Data for this task:
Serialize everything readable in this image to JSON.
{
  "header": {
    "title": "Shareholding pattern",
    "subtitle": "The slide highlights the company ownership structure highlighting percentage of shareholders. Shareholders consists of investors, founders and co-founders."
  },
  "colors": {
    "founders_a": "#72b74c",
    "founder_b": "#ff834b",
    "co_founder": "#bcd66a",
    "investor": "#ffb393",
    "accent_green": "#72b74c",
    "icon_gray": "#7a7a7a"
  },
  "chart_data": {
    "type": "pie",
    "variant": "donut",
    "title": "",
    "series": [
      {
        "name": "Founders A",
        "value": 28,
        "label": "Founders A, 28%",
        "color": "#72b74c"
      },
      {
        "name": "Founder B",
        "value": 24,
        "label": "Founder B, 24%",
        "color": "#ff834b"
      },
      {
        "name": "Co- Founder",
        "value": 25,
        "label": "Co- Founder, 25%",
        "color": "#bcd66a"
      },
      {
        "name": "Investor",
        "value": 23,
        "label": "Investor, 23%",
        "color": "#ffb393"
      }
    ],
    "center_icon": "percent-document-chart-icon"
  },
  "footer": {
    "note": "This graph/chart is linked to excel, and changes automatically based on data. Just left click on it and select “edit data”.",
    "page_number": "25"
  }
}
==
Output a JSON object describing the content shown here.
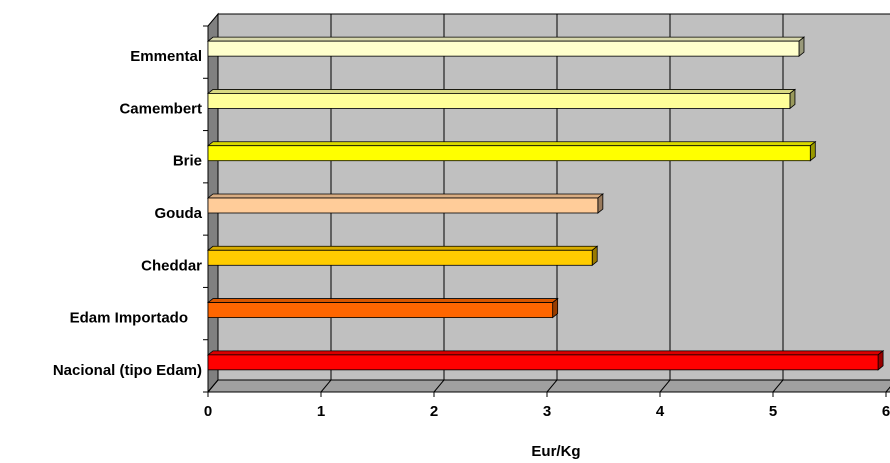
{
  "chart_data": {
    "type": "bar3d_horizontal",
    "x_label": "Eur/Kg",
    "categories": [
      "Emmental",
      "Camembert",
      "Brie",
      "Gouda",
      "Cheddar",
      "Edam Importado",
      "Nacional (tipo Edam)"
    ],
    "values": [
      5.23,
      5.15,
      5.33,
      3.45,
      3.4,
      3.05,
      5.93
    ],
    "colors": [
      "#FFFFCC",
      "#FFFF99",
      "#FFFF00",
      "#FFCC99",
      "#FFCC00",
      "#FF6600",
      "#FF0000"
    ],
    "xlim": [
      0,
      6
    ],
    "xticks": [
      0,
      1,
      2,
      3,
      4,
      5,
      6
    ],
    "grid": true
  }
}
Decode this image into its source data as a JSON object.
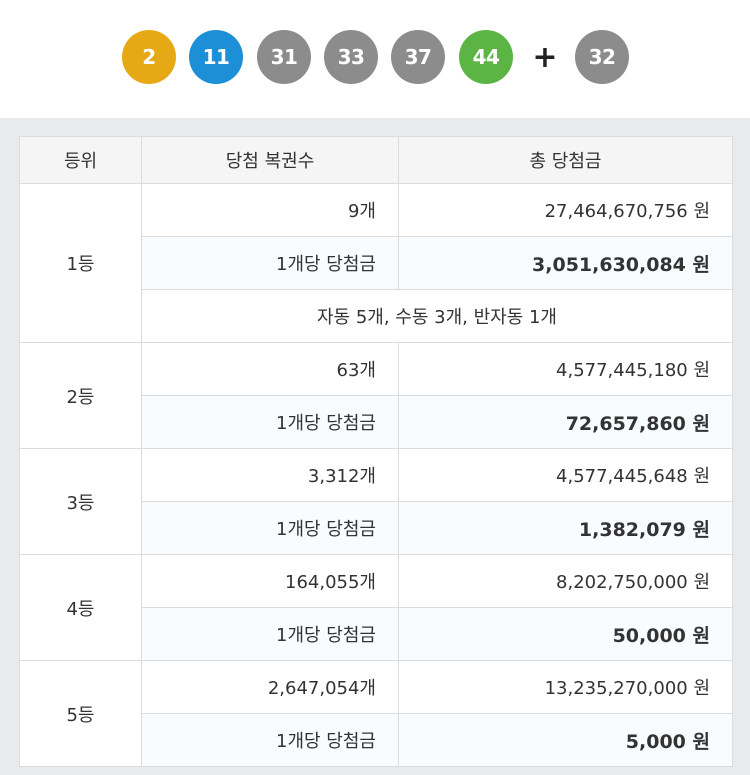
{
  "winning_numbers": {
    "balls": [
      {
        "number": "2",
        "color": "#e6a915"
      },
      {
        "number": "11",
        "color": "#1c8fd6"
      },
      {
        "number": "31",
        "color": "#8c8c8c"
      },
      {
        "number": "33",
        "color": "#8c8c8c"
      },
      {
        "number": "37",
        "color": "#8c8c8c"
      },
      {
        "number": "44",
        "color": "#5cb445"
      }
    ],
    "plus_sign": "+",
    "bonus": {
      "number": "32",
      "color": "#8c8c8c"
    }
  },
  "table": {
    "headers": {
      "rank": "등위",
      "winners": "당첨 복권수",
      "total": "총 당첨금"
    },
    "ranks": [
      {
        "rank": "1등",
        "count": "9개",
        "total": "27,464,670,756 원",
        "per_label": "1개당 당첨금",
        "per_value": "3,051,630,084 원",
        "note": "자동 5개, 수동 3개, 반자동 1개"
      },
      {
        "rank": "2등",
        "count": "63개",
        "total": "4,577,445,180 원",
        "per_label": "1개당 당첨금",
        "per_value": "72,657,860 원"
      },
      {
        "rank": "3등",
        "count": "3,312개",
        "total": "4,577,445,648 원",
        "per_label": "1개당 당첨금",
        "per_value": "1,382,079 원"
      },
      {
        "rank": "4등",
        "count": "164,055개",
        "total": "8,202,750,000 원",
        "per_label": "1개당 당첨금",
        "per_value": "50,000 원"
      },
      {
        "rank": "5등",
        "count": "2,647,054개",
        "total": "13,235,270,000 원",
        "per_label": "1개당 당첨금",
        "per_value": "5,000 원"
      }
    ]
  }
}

Task goal:
Work out how many lines above contain the word "JSON". Give only the number.

The reply:
3